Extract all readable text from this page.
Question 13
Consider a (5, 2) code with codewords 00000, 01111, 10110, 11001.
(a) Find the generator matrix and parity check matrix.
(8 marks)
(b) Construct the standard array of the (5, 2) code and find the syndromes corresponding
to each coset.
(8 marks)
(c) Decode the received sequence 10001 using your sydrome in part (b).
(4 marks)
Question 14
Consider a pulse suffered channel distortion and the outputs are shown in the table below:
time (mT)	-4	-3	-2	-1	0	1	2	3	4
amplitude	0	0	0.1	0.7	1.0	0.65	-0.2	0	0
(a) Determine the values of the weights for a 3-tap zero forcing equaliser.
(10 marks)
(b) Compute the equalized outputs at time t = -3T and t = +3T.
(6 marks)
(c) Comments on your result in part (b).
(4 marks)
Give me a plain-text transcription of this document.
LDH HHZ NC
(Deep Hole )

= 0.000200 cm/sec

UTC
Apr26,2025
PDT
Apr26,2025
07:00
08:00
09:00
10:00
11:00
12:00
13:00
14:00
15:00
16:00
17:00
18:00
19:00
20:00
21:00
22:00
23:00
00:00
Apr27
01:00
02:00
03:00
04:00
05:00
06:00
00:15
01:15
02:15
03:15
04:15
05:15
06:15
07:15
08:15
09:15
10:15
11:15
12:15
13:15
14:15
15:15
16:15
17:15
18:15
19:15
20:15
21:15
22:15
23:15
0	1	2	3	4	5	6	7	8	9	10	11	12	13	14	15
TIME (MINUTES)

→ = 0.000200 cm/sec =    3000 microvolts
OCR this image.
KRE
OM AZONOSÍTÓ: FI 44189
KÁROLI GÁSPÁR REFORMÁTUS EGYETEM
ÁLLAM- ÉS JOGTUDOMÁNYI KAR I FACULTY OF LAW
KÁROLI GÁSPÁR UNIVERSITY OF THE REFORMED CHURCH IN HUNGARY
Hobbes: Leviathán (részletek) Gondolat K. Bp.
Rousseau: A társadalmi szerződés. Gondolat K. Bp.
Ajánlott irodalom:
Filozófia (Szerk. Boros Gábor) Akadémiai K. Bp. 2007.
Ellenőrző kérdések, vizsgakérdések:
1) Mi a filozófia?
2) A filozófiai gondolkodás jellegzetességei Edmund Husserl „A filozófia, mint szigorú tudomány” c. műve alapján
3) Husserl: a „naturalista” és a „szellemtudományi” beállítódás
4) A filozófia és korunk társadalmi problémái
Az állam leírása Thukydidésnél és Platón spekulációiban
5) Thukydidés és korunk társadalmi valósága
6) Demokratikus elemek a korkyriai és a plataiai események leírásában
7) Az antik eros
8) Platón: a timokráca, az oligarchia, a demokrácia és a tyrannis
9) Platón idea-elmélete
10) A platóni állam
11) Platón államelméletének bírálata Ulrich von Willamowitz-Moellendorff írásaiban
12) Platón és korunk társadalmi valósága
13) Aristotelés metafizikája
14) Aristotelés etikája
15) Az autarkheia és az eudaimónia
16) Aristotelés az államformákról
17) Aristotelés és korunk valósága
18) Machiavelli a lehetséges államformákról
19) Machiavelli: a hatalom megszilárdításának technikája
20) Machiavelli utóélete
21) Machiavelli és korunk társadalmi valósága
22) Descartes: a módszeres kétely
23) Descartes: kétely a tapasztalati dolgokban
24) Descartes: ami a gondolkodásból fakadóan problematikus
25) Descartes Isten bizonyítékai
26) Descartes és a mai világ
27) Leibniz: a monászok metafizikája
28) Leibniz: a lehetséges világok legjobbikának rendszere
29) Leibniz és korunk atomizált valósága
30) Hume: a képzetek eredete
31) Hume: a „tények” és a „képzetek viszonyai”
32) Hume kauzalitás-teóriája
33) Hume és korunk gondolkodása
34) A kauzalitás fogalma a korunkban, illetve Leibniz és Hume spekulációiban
◇ ◇ ◇ ◇
Copy out the full listing exactly.

Extract all readable text from this page.
Question 13
Consider a (5, 2) code with codewords 00000, 01111, 10110, 11001.
(a) Find the generator matrix and parity check matrix.
(8 marks)
(b) Construct the standard array of the (5, 2) code and find the syndromes corresponding
to each coset.
(8 marks)
(c) Decode the received sequence 10001 using your sydrome in part (b).
(4 marks)
Question 14
Consider a pulse suffered channel distortion and the outputs are shown in the table below:
time (mT)	-4	-3	-2	-1	0	1	2	3	4
amplitude	0	0	0.1	0.7	1.0	0.65	-0.2	0	0
(a) Determine the values of the weights for a 3-tap zero forcing equaliser.
(10 marks)
(b) Compute the equalized outputs at time t = -3T and t = +3T.
(6 marks)
(c) Comments on your result in part (b).
(4 marks)
Give me a plain-text transcription of this document.
LDH HHZ NC
(Deep Hole )

= 0.000200 cm/sec

UTC
Apr26,2025
PDT
Apr26,2025
07:00
08:00
09:00
10:00
11:00
12:00
13:00
14:00
15:00
16:00
17:00
18:00
19:00
20:00
21:00
22:00
23:00
00:00
Apr27
01:00
02:00
03:00
04:00
05:00
06:00
00:15
01:15
02:15
03:15
04:15
05:15
06:15
07:15
08:15
09:15
10:15
11:15
12:15
13:15
14:15
15:15
16:15
17:15
18:15
19:15
20:15
21:15
22:15
23:15
0	1	2	3	4	5	6	7	8	9	10	11	12	13	14	15
TIME (MINUTES)

→ = 0.000200 cm/sec =    3000 microvolts
OCR this image.
KRE
OM AZONOSÍTÓ: FI 44189
KÁROLI GÁSPÁR REFORMÁTUS EGYETEM
ÁLLAM- ÉS JOGTUDOMÁNYI KAR I FACULTY OF LAW
KÁROLI GÁSPÁR UNIVERSITY OF THE REFORMED CHURCH IN HUNGARY
Hobbes: Leviathán (részletek) Gondolat K. Bp.
Rousseau: A társadalmi szerződés. Gondolat K. Bp.
Ajánlott irodalom:
Filozófia (Szerk. Boros Gábor) Akadémiai K. Bp. 2007.
Ellenőrző kérdések, vizsgakérdések:
1) Mi a filozófia?
2) A filozófiai gondolkodás jellegzetességei Edmund Husserl „A filozófia, mint szigorú tudomány” c. műve alapján
3) Husserl: a „naturalista” és a „szellemtudományi” beállítódás
4) A filozófia és korunk társadalmi problémái
Az állam leírása Thukydidésnél és Platón spekulációiban
5) Thukydidés és korunk társadalmi valósága
6) Demokratikus elemek a korkyriai és a plataiai események leírásában
7) Az antik eros
8) Platón: a timokráca, az oligarchia, a demokrácia és a tyrannis
9) Platón idea-elmélete
10) A platóni állam
11) Platón államelméletének bírálata Ulrich von Willamowitz-Moellendorff írásaiban
12) Platón és korunk társadalmi valósága
13) Aristotelés metafizikája
14) Aristotelés etikája
15) Az autarkheia és az eudaimónia
16) Aristotelés az államformákról
17) Aristotelés és korunk valósága
18) Machiavelli a lehetséges államformákról
19) Machiavelli: a hatalom megszilárdításának technikája
20) Machiavelli utóélete
21) Machiavelli és korunk társadalmi valósága
22) Descartes: a módszeres kétely
23) Descartes: kétely a tapasztalati dolgokban
24) Descartes: ami a gondolkodásból fakadóan problematikus
25) Descartes Isten bizonyítékai
26) Descartes és a mai világ
27) Leibniz: a monászok metafizikája
28) Leibniz: a lehetséges világok legjobbikának rendszere
29) Leibniz és korunk atomizált valósága
30) Hume: a képzetek eredete
31) Hume: a „tények” és a „képzetek viszonyai”
32) Hume kauzalitás-teóriája
33) Hume és korunk gondolkodása
34) A kauzalitás fogalma a korunkban, illetve Leibniz és Hume spekulációiban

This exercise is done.